Lines containing the word "background" are to be counted; state their number and nothing further.

= = = = =

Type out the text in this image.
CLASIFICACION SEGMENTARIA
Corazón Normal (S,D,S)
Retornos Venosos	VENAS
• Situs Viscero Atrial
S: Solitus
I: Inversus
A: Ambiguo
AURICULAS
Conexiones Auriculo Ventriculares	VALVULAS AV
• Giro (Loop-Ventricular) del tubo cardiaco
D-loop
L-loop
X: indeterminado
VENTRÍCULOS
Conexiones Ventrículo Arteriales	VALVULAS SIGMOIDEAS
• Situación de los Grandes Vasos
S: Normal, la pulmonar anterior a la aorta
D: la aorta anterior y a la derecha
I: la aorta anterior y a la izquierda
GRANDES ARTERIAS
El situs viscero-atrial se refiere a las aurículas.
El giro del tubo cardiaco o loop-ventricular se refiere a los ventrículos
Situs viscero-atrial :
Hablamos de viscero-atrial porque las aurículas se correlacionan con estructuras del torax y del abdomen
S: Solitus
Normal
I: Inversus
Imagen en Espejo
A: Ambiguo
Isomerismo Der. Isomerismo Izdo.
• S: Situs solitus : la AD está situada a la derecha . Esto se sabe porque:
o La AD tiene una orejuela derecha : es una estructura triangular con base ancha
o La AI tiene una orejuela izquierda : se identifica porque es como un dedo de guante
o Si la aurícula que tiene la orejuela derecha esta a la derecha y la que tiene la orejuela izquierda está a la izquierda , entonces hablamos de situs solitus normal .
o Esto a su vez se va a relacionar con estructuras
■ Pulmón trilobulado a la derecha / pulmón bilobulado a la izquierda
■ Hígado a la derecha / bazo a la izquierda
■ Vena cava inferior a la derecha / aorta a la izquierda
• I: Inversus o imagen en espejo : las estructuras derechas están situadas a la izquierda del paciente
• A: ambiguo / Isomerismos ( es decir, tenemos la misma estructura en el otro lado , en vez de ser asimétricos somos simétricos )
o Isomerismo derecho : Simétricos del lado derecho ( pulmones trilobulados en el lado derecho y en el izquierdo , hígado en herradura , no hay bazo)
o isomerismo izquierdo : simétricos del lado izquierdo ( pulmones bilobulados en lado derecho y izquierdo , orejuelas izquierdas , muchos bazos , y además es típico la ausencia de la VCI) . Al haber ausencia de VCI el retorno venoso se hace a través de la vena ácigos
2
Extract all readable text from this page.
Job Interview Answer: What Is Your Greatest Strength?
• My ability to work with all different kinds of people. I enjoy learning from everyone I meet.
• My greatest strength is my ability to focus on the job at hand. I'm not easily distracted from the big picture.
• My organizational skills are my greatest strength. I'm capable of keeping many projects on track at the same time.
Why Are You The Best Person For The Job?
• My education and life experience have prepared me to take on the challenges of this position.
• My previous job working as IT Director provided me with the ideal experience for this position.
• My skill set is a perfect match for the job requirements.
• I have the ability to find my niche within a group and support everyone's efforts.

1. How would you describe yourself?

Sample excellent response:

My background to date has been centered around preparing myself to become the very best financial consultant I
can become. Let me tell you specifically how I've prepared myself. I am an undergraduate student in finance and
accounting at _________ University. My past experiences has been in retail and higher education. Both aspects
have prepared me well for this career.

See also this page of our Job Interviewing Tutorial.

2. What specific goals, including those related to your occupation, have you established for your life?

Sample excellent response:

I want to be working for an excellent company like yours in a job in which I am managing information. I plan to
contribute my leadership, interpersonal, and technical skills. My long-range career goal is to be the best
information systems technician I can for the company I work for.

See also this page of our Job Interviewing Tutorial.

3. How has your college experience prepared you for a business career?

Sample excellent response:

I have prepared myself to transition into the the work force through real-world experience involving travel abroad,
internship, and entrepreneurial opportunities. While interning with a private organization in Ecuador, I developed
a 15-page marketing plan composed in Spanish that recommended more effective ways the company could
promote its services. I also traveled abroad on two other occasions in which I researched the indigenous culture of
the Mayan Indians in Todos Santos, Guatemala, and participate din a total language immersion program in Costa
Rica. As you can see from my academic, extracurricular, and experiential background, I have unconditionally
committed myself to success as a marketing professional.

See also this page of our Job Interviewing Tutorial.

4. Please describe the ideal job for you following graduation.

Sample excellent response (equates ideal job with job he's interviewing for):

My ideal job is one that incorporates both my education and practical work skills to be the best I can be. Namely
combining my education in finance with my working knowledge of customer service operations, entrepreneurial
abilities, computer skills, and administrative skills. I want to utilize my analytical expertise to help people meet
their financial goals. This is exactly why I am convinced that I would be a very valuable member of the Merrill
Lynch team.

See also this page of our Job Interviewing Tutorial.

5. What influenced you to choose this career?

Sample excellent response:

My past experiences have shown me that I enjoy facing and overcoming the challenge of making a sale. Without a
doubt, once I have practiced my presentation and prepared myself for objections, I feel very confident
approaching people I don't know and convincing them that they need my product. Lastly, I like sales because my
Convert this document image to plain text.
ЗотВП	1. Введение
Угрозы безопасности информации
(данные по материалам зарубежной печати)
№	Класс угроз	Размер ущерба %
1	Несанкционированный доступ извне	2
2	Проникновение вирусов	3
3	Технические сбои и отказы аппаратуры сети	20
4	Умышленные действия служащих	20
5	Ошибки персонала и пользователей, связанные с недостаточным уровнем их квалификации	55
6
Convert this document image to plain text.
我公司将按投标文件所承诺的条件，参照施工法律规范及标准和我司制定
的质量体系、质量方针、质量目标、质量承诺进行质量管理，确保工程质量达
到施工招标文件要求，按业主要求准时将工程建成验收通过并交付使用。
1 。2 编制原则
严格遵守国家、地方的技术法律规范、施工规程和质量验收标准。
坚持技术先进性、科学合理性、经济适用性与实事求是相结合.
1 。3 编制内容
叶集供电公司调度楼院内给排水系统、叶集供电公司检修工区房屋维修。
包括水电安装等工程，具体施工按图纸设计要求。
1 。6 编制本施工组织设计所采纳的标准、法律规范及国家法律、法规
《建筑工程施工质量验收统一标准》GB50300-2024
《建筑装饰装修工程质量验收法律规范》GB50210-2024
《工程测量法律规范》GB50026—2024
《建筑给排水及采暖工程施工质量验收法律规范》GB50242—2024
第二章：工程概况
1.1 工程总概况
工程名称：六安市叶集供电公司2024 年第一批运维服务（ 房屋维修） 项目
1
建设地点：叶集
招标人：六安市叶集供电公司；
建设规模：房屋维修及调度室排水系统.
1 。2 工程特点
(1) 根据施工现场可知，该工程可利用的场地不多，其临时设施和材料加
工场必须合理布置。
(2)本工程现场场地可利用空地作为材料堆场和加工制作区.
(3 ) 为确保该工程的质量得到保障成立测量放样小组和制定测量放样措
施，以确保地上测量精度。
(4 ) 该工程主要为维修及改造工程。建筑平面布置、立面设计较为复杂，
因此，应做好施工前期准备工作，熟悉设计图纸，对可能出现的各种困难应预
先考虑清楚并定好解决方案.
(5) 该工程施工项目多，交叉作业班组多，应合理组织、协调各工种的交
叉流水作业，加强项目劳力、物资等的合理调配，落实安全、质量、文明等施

= = = = =

Solution for this exercise:
2